◆ TEXT SECTION ◆
━━━━━━━━━━━━━━━━━━━━━━━━━━━━━━

Scalable real-time messaging server in a language-agnostic way. Self-hosted alternative to Pubnub, Pusher, Ably, socket.io, Phoenix.PubSub, SignalR. Set up once and forever.

Centrifugo is a standalone real-time messaging server that handles WebSocket, SSE, HTTP-streaming, gRPC, and WebTransport connections. Your backend publishes to it over HTTP/gRPC; clients subscribe via official SDKs. It's for teams who want a Pusher/Ably replacement they can self-host without rewriting their backend in Go.

1. Genuinely wide transport support — WebSocket, SSE, HTTP-streaming, gRPC, and experimental WebTransport in one binary, with a unidirectional mode that needs no SDK at all. 2. Message recovery on reconnect is built in, not bolted on — channels can store a history ring and clients can resume from a sequence offset, which matters for anything beyond fire-and-forget. 3. Scaling story is solid: Redis (including Cluster, Valkey, DragonflyDB), Nats, and native PostgreSQL brokers are all first-class, plus a transactional outbox consumer so you can publish reliably from a Postgres write without a separate queue. 4. Delta compression via the Fossil algorithm is a small but real win for channels that push frequent incremental updates to large payloads.

━━━━━━━━━━━━━━━━━━━━━━━━━━━━━━

◆ TASK SET ◆
1. In the Centrifugo text, which algorithm does delta compression use?
2. Copy out the part of the Centrifugo text that opens with the words containing "Scalable real-time messaging" and closes with "backend in Go.".

━━━━━━━━━━━━━━━━━━━━━━━━━━━━━━

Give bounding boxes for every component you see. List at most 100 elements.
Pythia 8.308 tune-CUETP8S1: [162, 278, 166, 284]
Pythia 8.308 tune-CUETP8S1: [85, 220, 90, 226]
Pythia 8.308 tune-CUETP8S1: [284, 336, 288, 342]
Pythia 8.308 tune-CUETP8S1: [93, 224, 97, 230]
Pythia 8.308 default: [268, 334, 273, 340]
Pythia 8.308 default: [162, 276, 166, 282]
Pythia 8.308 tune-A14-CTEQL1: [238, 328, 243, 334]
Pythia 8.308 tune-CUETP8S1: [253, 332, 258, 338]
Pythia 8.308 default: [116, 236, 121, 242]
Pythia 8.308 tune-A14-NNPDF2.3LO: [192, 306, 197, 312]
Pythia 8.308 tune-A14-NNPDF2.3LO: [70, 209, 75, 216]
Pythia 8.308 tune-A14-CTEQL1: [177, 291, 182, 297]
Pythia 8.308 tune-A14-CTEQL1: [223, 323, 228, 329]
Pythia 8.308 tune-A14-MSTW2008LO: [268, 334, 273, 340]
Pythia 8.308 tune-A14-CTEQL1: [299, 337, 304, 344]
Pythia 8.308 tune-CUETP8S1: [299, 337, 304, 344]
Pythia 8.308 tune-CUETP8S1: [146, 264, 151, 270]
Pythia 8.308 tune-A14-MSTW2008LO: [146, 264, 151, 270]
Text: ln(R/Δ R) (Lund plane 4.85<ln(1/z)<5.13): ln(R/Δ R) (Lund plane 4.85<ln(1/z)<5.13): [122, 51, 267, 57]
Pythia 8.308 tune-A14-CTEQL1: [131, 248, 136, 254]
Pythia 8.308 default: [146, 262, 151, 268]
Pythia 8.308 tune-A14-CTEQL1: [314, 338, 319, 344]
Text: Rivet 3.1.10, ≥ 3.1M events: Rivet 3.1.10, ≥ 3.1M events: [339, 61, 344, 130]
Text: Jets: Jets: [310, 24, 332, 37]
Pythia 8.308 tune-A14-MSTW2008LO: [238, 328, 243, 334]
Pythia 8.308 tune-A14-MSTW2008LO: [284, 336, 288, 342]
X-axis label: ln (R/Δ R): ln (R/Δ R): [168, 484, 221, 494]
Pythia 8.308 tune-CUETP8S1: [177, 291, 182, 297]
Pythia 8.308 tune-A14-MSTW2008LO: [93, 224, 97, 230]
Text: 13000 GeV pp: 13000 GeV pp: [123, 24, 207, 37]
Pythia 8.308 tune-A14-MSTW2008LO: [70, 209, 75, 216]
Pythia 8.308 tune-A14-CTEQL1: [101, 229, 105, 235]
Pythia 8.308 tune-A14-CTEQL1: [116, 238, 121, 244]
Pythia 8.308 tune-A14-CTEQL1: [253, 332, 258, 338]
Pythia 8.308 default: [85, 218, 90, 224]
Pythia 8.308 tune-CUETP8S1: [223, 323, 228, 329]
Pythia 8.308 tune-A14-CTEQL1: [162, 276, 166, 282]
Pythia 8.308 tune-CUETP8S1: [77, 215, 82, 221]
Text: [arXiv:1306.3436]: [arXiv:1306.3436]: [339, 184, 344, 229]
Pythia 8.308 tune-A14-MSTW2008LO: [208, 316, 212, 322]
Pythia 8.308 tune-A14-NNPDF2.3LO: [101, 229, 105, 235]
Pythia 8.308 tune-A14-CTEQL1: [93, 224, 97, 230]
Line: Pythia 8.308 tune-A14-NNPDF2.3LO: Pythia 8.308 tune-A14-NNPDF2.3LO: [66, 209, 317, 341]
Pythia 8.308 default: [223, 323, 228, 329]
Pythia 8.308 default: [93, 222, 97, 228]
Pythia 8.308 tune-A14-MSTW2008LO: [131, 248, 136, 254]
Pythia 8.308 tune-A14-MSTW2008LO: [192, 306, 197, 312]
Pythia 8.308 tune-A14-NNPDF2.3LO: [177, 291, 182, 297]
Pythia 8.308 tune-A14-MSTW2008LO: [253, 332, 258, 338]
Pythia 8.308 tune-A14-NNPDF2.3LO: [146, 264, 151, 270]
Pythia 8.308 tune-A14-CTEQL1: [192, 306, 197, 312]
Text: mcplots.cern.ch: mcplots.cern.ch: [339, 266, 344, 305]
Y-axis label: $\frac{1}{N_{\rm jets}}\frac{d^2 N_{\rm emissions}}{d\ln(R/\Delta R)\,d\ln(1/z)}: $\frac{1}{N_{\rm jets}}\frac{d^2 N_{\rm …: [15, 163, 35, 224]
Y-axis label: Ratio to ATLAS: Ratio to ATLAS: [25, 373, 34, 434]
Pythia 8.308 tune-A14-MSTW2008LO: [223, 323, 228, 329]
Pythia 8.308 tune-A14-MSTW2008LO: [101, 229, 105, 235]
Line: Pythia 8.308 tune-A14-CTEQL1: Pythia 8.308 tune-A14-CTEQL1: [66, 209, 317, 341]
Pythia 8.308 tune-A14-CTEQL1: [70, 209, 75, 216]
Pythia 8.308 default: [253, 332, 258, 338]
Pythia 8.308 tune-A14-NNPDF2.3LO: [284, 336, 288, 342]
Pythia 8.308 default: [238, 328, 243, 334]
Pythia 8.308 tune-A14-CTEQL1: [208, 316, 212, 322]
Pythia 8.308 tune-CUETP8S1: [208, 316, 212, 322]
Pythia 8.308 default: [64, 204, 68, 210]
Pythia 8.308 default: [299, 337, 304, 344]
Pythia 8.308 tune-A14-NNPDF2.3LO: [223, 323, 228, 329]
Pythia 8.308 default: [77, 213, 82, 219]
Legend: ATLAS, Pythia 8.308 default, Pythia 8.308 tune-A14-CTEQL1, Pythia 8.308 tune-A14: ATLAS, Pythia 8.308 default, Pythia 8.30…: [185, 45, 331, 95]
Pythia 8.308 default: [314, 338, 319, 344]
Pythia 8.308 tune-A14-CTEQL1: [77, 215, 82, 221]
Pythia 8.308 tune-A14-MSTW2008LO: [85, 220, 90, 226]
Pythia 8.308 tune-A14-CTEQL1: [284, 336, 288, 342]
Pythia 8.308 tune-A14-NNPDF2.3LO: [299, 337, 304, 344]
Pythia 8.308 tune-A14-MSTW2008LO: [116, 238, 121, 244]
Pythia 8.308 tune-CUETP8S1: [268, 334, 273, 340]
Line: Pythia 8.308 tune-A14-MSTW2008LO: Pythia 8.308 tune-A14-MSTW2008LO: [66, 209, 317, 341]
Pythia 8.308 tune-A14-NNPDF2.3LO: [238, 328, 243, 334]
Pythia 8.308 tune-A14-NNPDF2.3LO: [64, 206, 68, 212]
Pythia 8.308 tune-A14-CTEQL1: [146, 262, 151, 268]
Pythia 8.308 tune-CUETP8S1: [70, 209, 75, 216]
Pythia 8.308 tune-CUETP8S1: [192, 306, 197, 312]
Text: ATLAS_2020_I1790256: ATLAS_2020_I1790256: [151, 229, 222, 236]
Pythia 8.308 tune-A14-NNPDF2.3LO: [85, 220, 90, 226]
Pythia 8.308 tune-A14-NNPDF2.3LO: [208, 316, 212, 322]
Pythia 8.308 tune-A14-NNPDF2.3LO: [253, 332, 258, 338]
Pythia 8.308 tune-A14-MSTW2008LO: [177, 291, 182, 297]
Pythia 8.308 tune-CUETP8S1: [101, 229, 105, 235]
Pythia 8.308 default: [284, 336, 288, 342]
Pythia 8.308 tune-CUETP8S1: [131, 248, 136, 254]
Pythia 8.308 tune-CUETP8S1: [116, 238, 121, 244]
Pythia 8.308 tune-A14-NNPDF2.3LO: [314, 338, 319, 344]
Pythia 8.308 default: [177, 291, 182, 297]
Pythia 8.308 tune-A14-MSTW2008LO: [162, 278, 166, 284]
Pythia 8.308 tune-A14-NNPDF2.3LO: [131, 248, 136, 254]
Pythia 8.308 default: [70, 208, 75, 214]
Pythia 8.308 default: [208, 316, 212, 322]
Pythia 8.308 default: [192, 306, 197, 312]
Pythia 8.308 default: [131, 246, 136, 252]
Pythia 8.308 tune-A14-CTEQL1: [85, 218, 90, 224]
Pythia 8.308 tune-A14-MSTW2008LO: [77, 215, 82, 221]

━━━━━━━━━━━━━━━━━━━━━━━━━━━━━━

◆ IN RESPONSE ◆
1. The Fossil algorithm.

2.
Scalable real-time messaging server in a language-agnostic way. Self-hosted alternative to Pubnub, Pusher, Ably, socket.io, Phoenix.PubSub, SignalR. Set up once and forever.

Centrifugo is a standalone real-time messaging server that handles WebSocket, SSE, HTTP-streaming, gRPC, and WebTransport connections. Your backend publishes to it over HTTP/gRPC; clients subscribe via official SDKs. It's for teams who want a Pusher/Ably replacement they can self-host without rewriting their backend in Go.